Filter the listing and keep only the lines with the word "dataset".

## Supplied data
[START]

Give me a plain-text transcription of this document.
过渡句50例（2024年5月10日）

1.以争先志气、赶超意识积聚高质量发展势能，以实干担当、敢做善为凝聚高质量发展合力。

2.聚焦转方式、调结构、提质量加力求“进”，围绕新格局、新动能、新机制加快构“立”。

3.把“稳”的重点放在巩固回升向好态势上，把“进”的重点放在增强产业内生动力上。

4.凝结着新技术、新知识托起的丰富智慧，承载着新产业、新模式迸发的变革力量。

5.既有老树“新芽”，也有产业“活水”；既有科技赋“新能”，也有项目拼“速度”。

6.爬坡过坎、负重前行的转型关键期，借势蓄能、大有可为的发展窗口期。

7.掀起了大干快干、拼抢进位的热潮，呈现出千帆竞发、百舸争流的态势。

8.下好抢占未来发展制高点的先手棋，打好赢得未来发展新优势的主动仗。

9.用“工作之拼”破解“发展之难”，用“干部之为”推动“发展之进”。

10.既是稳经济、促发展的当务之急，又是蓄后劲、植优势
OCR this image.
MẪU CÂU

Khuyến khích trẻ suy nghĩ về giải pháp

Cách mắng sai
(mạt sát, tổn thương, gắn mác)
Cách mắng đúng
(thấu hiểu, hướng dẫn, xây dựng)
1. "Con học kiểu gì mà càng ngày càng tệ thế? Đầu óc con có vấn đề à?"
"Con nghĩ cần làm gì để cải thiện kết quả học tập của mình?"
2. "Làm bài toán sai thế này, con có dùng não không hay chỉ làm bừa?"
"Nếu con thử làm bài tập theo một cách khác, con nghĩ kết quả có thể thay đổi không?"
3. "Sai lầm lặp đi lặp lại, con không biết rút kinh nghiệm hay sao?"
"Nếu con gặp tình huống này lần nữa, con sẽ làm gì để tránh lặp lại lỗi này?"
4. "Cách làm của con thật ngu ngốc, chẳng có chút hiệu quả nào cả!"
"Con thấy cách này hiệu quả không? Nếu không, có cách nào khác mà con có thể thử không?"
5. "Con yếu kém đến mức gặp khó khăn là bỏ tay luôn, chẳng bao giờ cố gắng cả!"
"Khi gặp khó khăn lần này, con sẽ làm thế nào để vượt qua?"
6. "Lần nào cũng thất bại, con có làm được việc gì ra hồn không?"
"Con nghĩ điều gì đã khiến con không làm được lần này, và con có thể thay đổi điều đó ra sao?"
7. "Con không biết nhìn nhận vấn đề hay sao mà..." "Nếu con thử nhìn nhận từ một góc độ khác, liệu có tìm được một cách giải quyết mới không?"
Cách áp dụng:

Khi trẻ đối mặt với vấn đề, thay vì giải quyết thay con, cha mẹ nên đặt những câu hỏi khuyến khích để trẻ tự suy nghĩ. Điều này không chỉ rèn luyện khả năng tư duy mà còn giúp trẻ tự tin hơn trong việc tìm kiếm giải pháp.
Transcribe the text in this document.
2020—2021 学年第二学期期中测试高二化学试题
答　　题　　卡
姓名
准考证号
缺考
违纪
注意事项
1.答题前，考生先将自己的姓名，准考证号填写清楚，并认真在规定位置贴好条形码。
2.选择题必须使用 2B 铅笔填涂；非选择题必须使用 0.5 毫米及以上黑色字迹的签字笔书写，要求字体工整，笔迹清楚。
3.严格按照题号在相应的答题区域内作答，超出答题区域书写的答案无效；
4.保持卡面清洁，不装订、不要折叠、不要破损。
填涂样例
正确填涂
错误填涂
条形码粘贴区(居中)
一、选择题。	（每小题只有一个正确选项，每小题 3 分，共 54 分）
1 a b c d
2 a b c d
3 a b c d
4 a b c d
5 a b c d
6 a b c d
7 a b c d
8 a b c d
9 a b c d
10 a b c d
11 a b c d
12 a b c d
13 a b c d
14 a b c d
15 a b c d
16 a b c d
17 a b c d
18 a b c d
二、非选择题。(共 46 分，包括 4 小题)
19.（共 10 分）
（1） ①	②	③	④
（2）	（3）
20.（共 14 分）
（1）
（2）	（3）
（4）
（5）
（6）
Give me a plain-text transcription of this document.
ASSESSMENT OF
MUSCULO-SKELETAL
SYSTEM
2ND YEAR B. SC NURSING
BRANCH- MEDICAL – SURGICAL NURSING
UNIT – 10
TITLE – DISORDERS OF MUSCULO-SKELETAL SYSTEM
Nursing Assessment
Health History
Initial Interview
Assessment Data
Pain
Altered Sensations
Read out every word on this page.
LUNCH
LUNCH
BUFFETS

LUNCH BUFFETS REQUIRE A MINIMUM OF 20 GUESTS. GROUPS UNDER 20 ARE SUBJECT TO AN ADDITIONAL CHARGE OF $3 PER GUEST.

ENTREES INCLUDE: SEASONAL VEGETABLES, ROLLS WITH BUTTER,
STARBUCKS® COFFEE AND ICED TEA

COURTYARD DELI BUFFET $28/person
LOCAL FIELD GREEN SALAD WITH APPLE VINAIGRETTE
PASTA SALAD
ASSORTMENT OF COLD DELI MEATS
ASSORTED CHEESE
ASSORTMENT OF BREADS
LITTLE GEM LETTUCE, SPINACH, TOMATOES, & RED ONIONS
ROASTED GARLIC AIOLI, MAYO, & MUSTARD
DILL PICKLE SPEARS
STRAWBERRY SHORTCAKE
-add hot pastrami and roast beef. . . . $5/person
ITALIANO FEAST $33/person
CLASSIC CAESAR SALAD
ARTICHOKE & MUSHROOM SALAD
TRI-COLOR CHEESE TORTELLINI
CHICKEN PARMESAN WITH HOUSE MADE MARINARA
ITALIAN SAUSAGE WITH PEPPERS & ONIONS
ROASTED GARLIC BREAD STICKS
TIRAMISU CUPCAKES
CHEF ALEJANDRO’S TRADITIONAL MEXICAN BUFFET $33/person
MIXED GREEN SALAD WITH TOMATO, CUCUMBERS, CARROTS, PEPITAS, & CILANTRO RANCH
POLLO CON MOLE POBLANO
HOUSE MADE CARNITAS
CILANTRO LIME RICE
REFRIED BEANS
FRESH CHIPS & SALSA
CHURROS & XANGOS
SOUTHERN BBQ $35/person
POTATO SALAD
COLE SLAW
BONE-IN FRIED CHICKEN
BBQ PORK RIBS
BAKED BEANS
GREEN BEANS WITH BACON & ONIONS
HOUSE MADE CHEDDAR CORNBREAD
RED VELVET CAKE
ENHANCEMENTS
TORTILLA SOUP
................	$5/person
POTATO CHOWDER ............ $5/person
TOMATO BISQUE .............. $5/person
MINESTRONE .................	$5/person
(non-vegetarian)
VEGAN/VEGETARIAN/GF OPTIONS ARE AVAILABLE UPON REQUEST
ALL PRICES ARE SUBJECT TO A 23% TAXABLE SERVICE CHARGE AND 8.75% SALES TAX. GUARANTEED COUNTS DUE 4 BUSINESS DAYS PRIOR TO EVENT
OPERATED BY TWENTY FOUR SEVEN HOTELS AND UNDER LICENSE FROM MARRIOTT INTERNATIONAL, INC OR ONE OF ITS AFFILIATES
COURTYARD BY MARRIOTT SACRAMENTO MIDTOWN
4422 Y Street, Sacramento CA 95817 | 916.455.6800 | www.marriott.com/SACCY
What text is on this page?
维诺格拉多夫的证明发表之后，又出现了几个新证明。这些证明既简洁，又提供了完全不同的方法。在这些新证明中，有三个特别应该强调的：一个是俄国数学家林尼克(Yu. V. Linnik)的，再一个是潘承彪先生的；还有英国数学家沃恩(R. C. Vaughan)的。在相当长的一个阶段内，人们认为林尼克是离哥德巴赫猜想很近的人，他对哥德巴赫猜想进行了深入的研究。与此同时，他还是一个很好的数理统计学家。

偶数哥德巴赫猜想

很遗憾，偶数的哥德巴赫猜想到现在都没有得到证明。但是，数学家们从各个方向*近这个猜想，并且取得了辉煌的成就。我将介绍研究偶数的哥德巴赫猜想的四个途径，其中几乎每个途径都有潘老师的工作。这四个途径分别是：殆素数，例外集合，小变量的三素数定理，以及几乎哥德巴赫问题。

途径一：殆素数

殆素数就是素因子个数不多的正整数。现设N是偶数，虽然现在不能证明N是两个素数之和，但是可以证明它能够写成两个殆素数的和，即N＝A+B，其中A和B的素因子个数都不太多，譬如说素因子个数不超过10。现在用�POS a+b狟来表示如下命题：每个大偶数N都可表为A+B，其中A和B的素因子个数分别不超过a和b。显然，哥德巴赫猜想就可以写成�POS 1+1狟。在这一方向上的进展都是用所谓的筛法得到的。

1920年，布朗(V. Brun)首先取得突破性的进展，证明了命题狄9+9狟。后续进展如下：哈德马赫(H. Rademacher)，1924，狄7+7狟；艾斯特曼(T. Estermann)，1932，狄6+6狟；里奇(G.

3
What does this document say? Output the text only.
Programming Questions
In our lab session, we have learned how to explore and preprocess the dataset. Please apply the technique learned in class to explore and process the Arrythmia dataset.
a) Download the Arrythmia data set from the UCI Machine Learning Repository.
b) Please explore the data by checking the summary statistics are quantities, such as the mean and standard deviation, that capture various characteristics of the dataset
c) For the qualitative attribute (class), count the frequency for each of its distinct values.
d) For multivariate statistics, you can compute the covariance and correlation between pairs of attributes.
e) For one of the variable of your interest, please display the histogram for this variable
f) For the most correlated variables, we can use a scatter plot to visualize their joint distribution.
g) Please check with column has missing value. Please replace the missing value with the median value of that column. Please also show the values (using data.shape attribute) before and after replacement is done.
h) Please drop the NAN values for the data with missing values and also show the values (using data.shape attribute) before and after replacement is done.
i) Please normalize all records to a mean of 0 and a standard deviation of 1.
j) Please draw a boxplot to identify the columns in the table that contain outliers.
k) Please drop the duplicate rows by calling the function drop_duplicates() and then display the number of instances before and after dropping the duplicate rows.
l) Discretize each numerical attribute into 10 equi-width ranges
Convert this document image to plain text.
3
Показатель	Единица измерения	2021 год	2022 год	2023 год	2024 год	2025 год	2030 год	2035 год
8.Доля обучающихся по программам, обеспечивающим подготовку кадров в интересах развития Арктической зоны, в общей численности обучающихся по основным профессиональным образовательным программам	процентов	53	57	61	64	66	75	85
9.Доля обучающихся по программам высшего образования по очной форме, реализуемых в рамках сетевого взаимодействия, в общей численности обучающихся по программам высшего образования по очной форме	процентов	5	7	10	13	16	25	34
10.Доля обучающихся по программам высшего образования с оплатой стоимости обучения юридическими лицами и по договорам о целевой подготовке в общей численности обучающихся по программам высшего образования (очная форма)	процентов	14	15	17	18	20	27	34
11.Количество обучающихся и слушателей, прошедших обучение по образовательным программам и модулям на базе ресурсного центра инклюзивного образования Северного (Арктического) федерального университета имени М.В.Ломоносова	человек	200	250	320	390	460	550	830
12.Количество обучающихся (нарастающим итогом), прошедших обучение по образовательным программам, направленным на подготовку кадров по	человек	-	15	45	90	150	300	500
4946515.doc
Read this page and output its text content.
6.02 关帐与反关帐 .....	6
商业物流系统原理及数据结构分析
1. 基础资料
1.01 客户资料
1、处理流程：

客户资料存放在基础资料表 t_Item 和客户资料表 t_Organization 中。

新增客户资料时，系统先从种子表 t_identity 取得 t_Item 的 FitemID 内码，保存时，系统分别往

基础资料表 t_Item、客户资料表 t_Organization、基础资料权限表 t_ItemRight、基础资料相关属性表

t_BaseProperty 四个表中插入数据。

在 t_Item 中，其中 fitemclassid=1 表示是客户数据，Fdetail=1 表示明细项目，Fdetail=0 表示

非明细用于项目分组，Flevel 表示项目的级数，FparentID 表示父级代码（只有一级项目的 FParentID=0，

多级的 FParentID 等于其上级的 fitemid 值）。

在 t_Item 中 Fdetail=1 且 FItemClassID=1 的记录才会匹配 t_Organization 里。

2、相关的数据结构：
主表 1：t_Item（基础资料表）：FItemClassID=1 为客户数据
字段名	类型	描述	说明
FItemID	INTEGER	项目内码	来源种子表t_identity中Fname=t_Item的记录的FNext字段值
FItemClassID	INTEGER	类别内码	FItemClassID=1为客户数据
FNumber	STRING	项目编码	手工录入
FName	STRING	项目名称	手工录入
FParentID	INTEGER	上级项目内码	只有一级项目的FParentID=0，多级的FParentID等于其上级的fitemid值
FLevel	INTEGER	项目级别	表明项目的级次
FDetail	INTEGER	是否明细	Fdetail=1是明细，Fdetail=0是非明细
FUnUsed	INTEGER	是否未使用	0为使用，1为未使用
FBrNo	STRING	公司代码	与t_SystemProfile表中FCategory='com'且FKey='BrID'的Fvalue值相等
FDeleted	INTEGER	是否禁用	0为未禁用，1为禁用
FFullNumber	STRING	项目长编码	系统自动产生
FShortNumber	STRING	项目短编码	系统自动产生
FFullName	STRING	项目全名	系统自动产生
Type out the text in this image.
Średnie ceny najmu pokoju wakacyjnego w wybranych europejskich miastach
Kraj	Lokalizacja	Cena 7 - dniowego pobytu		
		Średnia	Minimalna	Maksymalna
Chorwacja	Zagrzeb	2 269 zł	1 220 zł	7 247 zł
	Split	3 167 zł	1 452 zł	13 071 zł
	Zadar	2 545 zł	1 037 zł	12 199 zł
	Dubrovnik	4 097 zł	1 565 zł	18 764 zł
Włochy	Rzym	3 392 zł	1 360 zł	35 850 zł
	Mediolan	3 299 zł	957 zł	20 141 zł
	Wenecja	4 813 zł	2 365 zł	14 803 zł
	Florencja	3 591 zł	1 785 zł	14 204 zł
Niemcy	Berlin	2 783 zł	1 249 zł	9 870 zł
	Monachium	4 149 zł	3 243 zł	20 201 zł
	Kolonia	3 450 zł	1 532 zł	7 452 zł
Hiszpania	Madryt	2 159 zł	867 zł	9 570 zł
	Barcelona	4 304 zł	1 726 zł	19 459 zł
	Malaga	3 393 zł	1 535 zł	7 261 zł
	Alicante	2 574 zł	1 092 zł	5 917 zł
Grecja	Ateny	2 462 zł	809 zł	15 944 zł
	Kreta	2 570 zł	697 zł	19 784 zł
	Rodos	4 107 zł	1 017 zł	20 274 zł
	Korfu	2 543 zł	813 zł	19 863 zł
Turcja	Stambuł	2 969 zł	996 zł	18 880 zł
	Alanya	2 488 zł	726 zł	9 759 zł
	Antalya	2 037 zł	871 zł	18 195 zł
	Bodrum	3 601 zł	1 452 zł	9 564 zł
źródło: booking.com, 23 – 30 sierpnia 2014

[END]

## Written reply
In our lab session, we have learned how to explore and preprocess the dataset. Please apply the technique learned in class to explore and process the Arrythmia dataset.
b) Please explore the data by checking the summary statistics are quantities, such as the mean and standard deviation, that capture various characteristics of the dataset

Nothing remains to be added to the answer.